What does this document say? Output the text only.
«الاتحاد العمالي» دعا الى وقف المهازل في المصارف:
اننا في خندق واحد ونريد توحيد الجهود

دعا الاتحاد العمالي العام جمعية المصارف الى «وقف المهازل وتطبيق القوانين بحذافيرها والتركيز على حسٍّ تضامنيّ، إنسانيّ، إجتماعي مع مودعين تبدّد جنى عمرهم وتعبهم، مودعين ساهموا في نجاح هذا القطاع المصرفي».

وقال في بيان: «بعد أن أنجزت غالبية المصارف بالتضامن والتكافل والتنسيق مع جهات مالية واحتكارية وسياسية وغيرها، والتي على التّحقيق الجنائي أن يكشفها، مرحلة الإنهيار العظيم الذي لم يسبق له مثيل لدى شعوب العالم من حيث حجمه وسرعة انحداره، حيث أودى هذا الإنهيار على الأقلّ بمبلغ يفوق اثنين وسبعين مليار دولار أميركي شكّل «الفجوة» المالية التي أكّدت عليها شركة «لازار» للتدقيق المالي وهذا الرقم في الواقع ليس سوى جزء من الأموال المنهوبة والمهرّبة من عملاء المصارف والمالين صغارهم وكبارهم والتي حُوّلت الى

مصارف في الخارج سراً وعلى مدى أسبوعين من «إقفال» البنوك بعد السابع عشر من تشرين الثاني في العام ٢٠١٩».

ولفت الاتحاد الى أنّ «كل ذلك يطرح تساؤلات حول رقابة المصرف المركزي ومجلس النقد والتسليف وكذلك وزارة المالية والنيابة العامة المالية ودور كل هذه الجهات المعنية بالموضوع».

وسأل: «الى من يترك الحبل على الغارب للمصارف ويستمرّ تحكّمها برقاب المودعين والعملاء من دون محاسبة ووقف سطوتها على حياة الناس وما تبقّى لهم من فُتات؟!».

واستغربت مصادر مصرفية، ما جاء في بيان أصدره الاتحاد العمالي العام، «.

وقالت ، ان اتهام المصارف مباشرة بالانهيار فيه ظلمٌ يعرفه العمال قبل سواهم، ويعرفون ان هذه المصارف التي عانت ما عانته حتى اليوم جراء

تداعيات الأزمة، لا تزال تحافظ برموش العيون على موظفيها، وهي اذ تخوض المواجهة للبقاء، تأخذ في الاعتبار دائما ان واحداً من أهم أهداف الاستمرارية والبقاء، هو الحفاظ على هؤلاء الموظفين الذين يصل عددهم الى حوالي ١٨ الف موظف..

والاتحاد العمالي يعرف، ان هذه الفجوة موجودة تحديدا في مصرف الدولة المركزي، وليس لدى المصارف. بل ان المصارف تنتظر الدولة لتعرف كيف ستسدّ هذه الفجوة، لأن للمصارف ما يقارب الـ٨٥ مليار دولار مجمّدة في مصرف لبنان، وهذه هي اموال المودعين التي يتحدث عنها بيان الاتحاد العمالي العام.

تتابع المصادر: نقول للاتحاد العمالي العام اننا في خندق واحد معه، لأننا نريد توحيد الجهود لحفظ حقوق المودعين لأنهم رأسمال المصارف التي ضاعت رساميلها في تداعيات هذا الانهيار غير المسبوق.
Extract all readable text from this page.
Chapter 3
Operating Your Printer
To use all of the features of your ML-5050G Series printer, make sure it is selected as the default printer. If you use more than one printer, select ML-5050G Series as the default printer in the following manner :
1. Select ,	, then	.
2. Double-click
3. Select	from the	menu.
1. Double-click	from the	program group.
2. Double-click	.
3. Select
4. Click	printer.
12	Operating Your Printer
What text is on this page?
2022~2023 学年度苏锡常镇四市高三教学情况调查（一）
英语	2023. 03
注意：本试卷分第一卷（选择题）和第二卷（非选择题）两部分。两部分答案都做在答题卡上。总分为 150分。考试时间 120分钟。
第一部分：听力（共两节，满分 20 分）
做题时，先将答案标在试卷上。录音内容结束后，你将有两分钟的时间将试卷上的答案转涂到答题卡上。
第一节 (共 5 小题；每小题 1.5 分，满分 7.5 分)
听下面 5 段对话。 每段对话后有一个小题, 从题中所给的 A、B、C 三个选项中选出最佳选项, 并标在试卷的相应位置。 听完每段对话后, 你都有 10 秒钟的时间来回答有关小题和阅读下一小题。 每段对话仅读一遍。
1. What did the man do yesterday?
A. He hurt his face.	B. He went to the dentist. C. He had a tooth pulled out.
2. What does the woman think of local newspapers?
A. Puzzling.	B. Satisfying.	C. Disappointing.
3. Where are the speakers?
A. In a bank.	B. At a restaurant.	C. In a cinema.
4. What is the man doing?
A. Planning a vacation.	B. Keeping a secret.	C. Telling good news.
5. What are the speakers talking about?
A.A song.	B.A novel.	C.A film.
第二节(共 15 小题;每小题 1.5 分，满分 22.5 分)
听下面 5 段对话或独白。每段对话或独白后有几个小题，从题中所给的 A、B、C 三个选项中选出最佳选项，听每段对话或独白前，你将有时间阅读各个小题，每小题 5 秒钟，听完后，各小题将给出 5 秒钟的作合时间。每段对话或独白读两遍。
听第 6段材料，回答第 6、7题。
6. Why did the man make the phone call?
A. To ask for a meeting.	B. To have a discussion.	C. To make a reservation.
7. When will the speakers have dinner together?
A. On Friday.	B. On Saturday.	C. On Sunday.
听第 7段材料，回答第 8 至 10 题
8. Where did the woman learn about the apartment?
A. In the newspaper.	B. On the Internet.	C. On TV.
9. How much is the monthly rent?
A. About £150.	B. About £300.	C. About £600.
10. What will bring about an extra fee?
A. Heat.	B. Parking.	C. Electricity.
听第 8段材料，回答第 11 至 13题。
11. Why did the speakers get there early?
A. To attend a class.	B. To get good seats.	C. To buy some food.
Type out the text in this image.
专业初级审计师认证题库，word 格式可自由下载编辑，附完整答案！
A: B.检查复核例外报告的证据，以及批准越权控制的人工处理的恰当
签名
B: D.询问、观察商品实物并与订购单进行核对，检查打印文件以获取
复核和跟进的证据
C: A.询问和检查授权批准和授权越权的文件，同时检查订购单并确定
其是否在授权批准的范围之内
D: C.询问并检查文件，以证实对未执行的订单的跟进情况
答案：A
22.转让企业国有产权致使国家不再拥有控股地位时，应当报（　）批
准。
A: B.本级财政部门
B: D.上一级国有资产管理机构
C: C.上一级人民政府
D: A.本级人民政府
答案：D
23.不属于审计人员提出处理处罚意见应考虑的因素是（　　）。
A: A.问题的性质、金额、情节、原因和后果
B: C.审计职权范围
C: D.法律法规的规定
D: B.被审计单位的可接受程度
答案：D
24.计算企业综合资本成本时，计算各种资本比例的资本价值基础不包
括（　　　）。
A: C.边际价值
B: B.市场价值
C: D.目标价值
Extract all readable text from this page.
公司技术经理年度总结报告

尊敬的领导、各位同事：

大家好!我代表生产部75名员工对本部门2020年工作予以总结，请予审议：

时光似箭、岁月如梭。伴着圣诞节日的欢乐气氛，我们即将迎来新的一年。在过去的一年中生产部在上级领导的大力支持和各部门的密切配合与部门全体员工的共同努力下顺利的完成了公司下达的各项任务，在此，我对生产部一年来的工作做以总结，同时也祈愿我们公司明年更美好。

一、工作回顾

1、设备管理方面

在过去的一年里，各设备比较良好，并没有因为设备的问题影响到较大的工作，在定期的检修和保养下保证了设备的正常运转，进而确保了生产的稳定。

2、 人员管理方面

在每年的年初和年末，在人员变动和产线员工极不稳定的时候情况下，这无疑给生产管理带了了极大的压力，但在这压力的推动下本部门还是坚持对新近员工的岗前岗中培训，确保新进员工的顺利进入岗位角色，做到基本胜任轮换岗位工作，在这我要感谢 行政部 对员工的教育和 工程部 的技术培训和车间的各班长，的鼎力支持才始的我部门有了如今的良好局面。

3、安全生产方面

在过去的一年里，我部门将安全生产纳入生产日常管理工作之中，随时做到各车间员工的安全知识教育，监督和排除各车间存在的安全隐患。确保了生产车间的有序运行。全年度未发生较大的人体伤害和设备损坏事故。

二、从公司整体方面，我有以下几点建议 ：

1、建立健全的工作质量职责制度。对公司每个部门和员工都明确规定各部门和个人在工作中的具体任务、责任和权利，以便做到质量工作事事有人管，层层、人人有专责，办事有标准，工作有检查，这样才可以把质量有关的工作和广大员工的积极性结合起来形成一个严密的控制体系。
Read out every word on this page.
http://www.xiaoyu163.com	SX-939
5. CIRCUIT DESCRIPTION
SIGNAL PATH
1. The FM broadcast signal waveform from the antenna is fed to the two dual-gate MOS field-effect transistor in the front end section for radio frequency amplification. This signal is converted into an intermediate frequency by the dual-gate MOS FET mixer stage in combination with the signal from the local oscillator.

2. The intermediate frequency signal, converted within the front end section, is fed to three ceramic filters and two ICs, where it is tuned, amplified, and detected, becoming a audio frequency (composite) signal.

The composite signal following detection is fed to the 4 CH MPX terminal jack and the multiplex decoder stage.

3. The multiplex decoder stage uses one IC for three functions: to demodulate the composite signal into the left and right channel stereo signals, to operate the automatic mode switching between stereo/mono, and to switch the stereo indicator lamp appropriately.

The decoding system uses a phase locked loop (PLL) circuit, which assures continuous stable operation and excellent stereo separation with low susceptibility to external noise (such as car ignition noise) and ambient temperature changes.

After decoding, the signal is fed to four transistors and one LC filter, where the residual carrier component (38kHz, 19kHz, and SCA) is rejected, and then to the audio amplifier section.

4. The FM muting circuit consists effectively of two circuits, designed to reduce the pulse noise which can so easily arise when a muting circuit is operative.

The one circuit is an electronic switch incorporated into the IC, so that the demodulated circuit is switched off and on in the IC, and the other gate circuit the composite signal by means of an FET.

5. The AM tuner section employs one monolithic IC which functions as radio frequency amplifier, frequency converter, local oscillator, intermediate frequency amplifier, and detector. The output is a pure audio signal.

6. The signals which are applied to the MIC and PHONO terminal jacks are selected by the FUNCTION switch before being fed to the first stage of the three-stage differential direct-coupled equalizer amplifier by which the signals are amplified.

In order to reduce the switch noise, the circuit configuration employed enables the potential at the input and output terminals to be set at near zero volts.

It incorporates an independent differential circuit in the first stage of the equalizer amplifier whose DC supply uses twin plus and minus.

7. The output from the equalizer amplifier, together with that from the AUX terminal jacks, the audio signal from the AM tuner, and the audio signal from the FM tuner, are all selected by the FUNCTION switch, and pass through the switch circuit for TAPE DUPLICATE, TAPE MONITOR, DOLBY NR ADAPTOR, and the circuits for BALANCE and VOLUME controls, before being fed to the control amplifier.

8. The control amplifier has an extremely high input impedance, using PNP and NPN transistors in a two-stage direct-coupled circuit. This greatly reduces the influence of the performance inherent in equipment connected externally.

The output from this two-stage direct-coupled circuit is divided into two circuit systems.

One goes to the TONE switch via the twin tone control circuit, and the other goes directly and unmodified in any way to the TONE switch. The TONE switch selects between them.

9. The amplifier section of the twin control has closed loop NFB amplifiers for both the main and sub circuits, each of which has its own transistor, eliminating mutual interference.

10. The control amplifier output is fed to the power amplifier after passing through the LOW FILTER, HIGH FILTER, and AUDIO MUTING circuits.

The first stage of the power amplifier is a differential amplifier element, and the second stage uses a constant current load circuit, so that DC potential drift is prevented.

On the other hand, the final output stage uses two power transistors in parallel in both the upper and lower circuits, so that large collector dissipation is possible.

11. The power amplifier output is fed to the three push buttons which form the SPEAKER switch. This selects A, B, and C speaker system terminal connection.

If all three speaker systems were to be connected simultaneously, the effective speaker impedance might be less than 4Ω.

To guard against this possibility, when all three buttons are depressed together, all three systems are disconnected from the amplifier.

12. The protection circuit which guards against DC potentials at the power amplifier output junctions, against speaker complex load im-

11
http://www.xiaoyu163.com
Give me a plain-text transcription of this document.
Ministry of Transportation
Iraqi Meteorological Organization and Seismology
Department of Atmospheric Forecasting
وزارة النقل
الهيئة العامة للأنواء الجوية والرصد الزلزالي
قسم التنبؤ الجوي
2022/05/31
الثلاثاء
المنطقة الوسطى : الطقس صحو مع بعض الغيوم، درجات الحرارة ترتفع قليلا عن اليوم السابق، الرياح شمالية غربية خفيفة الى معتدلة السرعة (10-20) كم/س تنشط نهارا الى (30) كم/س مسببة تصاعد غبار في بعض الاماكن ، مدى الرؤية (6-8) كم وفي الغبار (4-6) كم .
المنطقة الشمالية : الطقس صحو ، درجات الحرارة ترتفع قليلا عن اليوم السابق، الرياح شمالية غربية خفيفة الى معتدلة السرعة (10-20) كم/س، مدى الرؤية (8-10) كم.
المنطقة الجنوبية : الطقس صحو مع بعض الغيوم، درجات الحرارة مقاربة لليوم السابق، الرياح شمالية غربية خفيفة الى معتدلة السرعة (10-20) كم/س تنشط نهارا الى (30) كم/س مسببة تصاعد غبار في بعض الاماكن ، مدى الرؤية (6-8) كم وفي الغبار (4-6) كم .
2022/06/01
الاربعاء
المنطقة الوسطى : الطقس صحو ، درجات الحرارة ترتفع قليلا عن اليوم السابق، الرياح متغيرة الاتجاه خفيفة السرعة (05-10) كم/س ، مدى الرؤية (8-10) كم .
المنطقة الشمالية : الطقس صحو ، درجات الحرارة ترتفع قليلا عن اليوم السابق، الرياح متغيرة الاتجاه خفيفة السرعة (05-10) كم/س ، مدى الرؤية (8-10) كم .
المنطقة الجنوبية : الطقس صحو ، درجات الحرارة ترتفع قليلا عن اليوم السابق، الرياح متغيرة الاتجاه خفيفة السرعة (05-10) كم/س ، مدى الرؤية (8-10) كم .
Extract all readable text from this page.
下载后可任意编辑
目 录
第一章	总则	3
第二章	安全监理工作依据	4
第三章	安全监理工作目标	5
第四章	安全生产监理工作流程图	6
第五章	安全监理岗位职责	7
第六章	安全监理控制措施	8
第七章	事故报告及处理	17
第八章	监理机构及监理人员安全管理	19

WHAT TO DO = Find each line holding the string "buttons" and copy it out.

OUTPUT BELOW =
11. The power amplifier output is fed to the three push buttons which form the SPEAKER switch. This selects A, B, and C speaker system terminal connection.
To guard against this possibility, when all three buttons are depressed together, all three systems are disconnected from the amplifier.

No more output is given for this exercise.